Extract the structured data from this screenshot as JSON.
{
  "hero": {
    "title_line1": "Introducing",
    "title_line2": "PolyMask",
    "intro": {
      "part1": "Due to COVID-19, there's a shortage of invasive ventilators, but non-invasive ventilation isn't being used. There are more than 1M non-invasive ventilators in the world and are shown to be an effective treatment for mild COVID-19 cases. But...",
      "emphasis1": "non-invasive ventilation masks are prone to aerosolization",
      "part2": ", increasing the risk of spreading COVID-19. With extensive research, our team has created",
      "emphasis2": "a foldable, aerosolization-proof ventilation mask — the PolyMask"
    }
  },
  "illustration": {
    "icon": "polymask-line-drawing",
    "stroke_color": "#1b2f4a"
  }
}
...
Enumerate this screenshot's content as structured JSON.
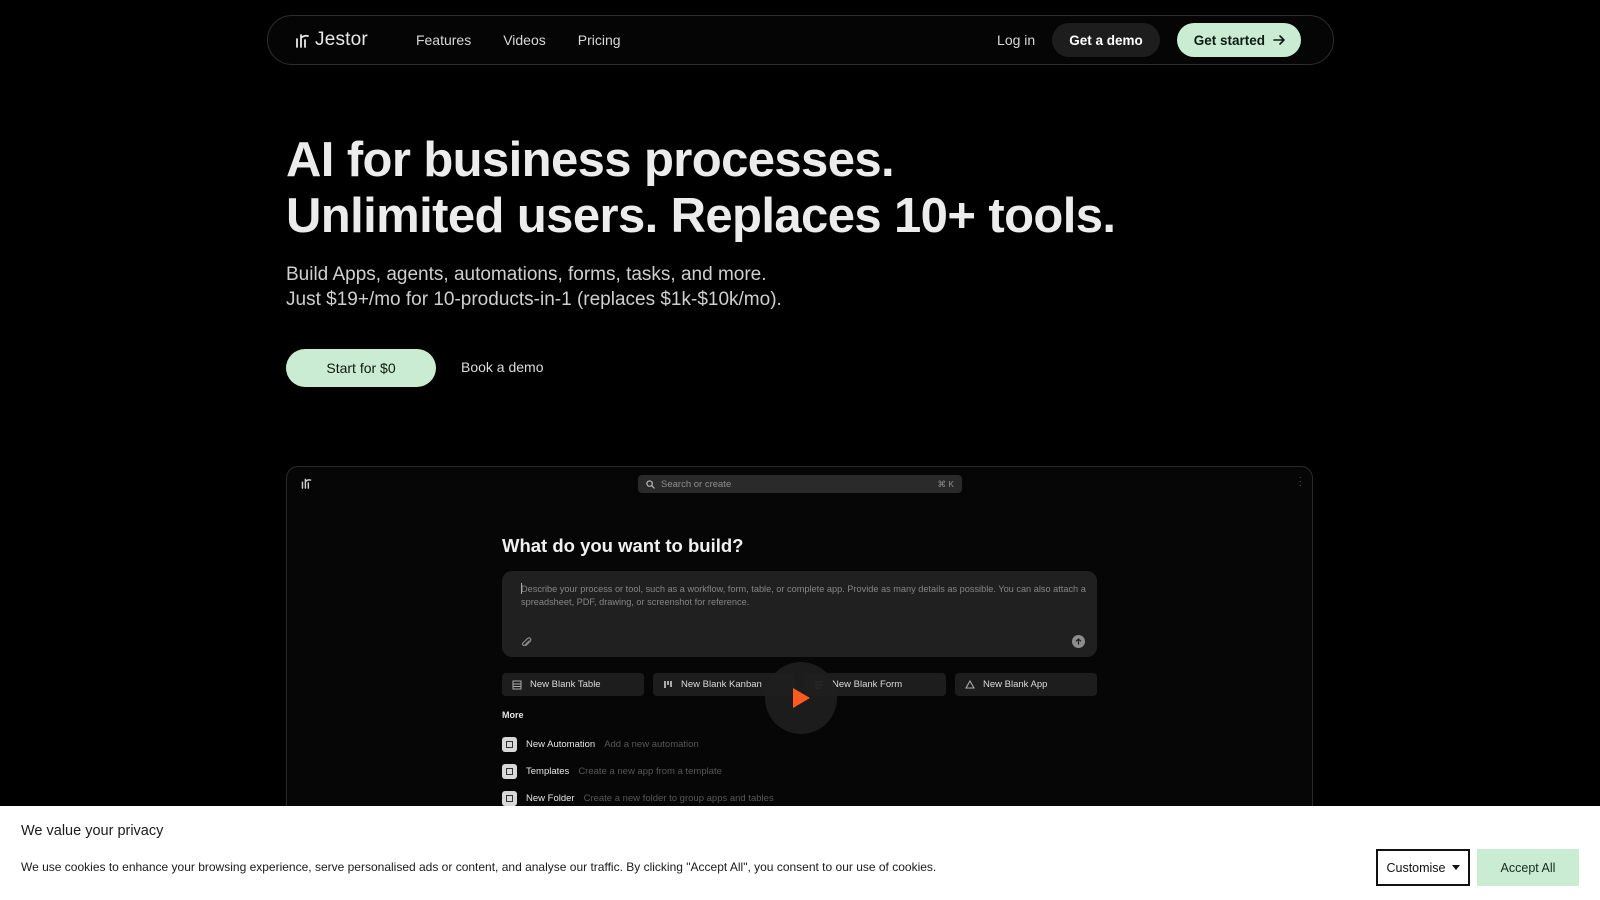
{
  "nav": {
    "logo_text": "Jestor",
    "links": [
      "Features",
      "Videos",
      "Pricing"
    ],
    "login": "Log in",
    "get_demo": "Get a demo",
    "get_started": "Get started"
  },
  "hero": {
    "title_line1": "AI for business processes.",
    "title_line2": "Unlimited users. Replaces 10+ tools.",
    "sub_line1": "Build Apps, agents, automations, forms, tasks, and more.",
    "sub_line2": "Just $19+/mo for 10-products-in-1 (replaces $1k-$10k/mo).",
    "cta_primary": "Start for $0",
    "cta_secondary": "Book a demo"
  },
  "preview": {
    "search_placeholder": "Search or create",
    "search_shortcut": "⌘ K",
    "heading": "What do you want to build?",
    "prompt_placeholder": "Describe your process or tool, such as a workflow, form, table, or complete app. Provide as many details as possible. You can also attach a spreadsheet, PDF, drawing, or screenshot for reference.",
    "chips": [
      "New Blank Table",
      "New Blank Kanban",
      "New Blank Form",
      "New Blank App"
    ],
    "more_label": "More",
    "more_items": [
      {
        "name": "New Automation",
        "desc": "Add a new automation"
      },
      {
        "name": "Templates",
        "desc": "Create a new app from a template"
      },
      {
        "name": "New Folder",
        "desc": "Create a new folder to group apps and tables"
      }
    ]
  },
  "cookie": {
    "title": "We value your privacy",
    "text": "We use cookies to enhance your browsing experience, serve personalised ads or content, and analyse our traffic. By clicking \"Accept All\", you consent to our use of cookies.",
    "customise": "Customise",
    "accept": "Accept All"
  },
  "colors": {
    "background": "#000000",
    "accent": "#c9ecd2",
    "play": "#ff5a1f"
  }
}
* * *
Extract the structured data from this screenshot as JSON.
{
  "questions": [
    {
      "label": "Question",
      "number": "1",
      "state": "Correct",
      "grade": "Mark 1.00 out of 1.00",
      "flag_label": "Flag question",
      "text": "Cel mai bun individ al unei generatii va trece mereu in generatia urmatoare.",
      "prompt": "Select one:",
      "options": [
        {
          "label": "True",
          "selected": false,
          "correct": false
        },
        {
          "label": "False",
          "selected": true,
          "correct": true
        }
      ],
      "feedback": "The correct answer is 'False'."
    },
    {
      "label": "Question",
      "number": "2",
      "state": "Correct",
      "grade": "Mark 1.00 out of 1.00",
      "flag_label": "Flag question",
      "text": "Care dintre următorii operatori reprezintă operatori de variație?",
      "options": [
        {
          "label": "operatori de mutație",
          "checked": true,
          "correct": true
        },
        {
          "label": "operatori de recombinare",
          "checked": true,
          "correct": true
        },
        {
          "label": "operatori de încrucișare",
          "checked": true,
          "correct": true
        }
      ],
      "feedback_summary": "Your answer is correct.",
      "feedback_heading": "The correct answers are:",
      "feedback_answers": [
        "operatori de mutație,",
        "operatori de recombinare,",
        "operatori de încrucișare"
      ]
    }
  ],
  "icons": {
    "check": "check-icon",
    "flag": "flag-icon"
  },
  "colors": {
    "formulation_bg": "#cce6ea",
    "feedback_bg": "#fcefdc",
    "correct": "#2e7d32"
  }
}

● **Given request**: Exactly how many lines of the listing above contain the string "drawing"? Give no more than the number.

● **Solved exercise**: 2